Given task: Find the string "ученія" in the records. Copy every line it appears in.

Exercise materials:

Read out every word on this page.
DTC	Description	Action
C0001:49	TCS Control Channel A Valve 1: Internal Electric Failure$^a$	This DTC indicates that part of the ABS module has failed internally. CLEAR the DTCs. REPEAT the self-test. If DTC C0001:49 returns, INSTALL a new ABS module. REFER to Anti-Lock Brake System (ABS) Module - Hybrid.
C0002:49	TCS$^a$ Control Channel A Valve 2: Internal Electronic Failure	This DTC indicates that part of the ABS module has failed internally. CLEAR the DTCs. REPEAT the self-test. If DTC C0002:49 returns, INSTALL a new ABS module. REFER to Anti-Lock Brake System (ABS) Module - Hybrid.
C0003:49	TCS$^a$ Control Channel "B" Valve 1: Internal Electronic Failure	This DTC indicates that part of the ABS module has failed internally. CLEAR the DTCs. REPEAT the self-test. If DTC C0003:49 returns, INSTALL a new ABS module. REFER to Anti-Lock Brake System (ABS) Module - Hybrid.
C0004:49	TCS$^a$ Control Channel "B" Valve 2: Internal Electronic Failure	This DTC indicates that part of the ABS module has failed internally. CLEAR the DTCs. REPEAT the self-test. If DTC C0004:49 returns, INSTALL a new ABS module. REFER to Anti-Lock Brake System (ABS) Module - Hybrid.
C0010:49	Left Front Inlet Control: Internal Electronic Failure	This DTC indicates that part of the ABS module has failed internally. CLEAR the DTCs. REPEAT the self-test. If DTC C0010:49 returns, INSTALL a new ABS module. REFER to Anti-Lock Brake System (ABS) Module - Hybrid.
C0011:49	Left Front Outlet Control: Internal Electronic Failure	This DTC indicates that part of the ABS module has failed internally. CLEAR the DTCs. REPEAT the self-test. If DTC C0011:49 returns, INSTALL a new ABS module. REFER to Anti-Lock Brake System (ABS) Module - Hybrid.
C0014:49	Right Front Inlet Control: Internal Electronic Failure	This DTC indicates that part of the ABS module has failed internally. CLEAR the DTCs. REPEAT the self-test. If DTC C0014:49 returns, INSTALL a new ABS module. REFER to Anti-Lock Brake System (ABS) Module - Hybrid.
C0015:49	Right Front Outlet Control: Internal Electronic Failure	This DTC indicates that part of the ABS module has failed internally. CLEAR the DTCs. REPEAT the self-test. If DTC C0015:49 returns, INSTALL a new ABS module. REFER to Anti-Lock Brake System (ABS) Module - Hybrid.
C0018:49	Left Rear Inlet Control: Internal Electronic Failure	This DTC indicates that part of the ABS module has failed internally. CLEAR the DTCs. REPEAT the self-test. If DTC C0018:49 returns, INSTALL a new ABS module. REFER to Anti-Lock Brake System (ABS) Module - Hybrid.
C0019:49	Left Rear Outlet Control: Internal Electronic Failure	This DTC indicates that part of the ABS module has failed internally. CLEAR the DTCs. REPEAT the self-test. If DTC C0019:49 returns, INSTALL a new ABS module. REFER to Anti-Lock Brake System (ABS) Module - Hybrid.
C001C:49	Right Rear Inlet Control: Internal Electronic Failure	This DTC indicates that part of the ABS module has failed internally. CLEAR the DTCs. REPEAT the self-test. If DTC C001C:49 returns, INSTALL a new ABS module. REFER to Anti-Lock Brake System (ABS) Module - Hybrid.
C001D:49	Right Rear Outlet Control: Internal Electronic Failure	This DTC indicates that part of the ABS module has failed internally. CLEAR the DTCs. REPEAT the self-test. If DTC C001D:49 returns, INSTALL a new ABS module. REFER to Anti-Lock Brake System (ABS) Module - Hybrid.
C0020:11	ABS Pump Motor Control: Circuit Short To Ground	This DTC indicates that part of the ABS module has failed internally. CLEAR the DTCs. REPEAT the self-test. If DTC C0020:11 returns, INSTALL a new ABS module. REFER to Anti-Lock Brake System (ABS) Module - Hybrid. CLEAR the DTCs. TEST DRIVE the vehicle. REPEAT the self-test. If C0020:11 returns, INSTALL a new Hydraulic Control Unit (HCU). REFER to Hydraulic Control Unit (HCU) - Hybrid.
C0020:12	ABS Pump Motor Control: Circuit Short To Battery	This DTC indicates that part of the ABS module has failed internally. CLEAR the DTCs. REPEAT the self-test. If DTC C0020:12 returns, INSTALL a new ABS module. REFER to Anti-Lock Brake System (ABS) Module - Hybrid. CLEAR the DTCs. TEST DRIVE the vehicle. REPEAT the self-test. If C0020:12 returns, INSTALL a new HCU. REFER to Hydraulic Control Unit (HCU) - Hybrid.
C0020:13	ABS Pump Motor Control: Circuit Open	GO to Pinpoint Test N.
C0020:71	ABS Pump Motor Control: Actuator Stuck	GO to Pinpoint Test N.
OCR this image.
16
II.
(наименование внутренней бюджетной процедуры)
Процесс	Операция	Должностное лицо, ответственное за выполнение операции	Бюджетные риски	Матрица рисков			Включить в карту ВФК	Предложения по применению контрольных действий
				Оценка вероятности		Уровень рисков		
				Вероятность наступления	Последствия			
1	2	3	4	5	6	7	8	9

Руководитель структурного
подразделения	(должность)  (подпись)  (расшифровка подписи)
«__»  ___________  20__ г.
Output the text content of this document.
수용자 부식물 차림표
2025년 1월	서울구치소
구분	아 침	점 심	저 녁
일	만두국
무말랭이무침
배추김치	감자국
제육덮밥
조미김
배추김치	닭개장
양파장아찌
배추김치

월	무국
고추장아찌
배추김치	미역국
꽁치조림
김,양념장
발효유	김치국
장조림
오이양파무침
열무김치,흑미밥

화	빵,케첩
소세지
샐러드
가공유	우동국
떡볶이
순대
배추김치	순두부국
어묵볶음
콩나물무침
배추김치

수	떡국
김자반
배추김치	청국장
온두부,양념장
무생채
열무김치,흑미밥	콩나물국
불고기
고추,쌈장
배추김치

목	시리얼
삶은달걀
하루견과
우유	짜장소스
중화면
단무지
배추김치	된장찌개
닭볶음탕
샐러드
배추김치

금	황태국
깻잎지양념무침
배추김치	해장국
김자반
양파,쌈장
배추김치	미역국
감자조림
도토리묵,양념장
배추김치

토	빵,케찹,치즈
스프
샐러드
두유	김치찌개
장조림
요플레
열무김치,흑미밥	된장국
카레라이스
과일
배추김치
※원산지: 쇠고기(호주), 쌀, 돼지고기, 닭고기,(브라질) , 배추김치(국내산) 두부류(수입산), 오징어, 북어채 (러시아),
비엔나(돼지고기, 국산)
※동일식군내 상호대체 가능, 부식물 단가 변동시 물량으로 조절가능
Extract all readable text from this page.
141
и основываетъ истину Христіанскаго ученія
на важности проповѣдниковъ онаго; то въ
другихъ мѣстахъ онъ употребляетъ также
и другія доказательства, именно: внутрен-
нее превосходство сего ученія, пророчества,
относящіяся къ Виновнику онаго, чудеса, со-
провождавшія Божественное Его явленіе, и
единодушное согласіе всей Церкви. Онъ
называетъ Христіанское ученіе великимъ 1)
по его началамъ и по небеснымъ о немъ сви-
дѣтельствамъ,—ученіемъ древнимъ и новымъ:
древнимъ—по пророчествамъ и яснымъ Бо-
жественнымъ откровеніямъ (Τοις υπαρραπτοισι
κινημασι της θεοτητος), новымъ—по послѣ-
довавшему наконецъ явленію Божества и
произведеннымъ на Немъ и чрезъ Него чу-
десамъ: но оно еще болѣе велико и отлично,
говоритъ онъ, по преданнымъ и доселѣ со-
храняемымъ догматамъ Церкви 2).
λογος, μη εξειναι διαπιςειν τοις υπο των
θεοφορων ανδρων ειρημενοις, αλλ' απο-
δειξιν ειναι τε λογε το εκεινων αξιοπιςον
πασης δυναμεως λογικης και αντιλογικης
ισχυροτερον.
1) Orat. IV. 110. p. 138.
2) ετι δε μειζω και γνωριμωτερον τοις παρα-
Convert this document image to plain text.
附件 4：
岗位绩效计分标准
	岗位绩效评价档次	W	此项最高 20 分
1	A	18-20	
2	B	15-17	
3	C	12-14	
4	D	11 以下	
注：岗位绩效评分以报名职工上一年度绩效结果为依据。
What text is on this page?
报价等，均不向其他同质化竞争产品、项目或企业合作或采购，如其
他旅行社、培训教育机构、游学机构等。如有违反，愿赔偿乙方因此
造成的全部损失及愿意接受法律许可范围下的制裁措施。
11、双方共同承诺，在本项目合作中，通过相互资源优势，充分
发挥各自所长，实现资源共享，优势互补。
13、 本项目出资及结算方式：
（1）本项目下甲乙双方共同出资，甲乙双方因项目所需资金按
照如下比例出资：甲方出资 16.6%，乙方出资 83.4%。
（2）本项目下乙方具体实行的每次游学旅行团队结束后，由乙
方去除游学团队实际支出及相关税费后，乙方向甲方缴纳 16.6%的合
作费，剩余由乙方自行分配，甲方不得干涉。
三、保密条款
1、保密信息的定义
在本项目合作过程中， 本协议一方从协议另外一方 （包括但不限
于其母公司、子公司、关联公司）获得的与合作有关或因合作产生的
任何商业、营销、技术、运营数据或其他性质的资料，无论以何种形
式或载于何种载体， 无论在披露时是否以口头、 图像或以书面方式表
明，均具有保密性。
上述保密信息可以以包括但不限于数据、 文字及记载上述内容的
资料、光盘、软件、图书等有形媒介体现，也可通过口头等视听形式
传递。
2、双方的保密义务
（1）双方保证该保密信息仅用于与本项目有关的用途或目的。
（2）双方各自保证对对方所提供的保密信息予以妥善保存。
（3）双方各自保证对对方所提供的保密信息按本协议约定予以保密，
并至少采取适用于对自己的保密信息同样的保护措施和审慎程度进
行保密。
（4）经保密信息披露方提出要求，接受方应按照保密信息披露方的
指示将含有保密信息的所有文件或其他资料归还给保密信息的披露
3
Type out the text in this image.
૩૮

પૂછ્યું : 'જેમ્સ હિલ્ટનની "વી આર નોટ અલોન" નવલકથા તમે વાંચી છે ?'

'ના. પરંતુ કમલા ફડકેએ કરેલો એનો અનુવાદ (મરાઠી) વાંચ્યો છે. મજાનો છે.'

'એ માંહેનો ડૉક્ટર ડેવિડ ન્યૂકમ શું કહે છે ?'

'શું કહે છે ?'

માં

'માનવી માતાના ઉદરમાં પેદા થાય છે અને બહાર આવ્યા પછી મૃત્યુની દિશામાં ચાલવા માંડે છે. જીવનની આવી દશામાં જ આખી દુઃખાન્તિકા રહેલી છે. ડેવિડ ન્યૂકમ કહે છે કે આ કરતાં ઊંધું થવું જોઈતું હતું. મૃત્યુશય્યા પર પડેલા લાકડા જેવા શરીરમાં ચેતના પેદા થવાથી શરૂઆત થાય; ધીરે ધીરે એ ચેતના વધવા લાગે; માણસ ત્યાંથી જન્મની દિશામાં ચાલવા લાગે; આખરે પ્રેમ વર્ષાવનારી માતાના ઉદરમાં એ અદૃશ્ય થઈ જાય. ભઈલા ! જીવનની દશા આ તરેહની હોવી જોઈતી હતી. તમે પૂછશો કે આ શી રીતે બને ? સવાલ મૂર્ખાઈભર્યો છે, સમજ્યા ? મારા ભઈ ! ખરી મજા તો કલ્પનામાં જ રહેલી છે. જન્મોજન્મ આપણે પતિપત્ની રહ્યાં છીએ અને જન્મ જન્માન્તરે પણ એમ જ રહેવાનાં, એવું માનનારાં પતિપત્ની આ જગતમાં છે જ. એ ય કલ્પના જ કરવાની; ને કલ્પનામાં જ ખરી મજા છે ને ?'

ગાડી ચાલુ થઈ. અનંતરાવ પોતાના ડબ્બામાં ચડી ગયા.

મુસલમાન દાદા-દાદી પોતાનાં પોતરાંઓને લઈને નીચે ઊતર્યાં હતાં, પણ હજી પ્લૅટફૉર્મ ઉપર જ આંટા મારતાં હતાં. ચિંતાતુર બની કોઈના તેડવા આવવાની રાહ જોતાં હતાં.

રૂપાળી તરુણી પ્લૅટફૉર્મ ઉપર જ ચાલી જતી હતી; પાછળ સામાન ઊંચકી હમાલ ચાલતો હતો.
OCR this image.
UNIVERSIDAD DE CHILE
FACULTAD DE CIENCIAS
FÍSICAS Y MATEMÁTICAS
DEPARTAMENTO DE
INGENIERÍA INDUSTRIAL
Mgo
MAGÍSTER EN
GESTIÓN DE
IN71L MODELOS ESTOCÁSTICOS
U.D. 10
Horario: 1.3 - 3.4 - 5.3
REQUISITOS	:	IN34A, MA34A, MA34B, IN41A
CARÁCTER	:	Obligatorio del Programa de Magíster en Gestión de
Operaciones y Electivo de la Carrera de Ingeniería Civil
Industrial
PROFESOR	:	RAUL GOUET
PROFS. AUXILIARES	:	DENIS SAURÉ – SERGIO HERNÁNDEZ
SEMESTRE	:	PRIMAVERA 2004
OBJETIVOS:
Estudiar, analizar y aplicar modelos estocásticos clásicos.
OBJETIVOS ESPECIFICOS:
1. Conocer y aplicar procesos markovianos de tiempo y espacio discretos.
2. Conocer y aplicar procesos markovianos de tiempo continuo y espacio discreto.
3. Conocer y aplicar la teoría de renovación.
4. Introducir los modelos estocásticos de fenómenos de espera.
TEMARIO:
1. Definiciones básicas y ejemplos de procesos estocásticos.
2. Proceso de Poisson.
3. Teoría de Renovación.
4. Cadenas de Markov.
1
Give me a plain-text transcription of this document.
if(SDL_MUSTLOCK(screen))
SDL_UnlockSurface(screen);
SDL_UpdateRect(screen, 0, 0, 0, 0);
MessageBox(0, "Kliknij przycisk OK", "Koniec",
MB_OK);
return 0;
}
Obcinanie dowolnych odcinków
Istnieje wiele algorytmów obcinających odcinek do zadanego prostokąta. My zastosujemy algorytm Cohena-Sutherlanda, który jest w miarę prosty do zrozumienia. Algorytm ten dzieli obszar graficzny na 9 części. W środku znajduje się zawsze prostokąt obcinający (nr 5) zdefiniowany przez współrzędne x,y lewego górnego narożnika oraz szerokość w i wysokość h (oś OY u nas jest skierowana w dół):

Expected output:
и основываетъ истину Христіанскаго ученія
нее превосходство сего ученія, пророчества,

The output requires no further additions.